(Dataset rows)
□ □ □ □ □ □ □

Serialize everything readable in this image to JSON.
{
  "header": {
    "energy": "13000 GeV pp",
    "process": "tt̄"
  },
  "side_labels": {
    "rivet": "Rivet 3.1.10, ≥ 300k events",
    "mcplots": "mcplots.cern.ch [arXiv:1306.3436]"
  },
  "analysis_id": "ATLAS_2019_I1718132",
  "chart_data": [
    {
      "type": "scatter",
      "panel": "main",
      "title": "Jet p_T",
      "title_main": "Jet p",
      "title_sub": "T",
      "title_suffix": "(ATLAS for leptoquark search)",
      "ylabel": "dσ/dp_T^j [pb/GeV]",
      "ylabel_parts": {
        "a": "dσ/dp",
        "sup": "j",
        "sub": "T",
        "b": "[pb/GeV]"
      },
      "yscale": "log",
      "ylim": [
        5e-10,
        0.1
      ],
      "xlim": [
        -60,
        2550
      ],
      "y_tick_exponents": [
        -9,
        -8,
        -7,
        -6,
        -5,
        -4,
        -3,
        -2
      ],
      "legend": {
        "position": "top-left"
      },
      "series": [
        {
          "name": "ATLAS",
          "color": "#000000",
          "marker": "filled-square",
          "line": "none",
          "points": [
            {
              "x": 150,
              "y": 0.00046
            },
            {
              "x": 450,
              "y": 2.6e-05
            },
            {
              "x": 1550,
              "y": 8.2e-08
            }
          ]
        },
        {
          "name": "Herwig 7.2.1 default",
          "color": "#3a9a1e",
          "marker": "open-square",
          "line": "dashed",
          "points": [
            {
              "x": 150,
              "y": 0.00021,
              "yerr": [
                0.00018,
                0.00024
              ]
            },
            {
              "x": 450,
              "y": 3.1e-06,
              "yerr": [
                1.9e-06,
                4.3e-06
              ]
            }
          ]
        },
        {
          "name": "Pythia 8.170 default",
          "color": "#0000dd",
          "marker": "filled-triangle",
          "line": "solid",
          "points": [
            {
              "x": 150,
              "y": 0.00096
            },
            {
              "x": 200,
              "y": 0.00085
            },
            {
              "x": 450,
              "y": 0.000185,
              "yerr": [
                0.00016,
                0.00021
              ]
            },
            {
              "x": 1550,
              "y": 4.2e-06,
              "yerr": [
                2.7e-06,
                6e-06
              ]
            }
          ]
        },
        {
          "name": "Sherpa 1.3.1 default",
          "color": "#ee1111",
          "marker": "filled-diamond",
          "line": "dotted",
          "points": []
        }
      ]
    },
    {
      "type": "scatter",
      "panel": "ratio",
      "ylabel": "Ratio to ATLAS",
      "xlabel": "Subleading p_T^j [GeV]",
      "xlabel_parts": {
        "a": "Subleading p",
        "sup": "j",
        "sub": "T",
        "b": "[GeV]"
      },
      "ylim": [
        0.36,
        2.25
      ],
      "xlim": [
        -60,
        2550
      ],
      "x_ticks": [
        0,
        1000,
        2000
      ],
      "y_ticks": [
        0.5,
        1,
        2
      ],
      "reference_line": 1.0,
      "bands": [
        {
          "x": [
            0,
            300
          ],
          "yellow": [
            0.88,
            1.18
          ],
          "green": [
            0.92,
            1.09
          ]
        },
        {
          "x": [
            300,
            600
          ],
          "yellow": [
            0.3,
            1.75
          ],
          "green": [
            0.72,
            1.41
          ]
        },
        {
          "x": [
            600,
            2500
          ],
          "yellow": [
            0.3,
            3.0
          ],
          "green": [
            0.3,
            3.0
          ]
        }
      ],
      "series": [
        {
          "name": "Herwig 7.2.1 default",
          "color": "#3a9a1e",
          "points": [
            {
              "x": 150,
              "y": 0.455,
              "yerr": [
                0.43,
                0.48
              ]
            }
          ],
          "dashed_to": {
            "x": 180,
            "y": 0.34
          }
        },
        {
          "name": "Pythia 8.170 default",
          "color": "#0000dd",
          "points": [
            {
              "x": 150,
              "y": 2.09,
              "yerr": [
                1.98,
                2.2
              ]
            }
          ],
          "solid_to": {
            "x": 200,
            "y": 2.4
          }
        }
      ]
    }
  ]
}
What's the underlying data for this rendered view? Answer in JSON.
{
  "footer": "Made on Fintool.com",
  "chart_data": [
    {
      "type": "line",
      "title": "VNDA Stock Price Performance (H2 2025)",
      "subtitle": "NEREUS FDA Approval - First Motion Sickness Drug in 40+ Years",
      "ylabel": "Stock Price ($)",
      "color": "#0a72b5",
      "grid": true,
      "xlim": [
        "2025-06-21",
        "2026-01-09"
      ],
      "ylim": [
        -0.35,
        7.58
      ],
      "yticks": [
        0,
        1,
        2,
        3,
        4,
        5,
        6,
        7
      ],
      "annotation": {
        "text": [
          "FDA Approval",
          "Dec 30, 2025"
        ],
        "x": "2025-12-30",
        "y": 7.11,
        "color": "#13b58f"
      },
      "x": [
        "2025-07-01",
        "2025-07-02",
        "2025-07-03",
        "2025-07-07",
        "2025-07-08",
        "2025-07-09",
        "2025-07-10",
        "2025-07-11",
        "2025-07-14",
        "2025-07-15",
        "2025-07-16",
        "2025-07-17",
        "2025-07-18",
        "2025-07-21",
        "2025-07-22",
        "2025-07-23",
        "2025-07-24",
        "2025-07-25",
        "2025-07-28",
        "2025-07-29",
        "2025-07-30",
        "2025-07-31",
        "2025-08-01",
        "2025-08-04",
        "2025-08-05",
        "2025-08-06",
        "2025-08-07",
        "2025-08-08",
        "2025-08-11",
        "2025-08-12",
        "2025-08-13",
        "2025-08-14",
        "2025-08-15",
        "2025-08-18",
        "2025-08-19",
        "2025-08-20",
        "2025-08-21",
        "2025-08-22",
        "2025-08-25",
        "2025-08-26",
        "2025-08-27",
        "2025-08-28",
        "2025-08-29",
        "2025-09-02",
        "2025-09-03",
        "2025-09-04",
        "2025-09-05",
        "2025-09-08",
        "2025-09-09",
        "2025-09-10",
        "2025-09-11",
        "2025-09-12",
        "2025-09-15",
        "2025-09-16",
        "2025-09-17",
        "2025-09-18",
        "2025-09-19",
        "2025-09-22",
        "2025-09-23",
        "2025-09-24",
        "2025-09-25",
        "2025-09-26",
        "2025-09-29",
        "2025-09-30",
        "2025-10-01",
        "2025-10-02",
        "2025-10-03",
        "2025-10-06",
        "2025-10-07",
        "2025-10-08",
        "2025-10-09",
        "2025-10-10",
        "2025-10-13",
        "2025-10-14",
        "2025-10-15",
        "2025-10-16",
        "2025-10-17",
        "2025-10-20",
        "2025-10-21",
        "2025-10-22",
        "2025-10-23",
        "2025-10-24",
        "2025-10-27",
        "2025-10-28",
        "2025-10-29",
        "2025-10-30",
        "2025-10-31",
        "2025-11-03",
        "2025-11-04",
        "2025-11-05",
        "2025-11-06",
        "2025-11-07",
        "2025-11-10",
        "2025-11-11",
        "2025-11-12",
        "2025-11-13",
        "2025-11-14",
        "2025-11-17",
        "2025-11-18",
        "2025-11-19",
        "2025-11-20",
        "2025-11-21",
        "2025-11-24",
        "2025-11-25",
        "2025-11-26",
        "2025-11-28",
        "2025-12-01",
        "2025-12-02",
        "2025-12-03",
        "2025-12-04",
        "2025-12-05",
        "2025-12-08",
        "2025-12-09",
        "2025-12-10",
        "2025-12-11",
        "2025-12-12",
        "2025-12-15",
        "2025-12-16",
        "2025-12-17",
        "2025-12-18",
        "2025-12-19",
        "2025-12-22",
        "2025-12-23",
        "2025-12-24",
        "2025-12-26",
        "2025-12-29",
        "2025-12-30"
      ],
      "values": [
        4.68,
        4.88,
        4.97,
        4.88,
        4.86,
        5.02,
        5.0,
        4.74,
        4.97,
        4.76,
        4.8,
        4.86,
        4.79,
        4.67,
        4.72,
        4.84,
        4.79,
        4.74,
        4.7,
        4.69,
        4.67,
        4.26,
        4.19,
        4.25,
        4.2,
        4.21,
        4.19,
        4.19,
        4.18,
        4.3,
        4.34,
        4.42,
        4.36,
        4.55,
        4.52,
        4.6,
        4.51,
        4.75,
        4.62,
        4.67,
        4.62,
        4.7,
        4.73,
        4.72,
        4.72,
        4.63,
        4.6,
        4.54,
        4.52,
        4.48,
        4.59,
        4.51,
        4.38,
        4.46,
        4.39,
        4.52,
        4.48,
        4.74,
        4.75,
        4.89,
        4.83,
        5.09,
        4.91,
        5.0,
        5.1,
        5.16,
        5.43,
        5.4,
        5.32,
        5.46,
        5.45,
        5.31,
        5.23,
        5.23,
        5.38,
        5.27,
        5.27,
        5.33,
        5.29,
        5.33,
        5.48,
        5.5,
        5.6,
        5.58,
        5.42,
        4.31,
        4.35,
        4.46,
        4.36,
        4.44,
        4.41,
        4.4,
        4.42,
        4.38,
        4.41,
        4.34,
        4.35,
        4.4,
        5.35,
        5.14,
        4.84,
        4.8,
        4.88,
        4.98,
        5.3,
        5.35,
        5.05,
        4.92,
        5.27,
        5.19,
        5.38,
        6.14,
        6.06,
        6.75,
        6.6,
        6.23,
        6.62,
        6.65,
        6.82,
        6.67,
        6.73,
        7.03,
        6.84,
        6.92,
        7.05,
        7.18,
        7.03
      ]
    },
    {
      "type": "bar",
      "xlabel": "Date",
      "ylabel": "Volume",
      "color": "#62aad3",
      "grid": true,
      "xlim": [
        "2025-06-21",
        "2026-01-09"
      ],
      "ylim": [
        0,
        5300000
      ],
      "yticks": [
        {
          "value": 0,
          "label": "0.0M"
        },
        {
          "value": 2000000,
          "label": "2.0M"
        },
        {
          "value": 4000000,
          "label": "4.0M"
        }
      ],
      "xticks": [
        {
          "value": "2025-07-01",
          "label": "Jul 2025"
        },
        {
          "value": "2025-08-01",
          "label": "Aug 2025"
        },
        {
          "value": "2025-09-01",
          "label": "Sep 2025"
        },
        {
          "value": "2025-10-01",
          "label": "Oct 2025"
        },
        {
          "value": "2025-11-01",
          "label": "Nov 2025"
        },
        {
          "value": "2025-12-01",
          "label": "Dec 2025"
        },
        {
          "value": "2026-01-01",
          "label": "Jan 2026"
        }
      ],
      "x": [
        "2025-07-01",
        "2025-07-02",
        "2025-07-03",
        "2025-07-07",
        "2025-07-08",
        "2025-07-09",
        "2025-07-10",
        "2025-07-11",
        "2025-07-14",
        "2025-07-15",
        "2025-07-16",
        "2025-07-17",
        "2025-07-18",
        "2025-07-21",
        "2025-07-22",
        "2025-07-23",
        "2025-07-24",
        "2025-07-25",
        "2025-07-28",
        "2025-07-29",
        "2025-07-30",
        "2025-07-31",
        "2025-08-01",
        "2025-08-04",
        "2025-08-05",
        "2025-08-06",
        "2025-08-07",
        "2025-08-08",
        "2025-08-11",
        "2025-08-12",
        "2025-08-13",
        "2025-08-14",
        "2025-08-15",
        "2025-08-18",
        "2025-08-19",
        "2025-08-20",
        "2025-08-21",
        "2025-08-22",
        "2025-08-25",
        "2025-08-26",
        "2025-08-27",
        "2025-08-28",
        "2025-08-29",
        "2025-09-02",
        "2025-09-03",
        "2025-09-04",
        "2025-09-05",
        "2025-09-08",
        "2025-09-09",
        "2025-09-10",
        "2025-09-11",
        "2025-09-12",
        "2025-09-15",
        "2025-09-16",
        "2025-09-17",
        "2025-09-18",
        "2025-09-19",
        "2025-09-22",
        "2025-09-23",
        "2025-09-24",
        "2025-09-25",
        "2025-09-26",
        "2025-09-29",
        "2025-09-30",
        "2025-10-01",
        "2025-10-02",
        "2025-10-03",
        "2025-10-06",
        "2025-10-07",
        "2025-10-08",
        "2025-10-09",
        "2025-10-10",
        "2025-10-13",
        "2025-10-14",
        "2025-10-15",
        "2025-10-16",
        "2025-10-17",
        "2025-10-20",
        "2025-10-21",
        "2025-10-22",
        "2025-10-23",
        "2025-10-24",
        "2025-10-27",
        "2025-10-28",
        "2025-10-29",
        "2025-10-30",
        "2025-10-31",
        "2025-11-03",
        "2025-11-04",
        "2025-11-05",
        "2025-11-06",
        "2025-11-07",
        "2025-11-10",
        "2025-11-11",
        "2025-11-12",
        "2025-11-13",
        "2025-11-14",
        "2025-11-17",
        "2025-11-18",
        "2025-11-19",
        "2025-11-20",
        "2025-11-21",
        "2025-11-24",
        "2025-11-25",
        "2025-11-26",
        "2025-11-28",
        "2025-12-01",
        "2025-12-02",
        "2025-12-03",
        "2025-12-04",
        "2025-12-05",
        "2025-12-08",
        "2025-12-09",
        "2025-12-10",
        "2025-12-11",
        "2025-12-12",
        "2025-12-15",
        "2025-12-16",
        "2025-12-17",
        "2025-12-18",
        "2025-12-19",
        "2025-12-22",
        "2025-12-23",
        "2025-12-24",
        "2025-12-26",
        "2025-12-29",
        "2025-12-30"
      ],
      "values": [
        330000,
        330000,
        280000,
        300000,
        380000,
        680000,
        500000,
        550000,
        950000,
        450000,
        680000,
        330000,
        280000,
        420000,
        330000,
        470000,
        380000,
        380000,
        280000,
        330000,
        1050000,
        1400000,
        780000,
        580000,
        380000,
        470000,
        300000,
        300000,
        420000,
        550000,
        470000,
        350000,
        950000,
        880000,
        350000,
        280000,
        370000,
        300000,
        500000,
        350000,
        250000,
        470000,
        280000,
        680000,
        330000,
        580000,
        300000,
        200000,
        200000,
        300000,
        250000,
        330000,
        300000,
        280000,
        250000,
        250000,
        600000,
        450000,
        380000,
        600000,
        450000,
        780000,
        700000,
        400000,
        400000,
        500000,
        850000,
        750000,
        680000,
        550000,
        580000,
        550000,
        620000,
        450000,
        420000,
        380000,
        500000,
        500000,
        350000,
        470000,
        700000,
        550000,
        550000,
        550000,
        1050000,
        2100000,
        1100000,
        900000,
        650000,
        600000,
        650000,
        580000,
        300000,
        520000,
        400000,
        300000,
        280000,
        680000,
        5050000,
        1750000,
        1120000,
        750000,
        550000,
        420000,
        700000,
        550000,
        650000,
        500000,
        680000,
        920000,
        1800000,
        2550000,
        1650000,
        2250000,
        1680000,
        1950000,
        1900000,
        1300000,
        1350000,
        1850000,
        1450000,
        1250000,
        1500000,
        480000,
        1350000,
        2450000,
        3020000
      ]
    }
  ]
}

□ □ □ □ □ □ □

Written problem
Copy each line of the records above that carries the word "square".

Exercise response
          "marker": "filled-square",
          "marker": "open-square",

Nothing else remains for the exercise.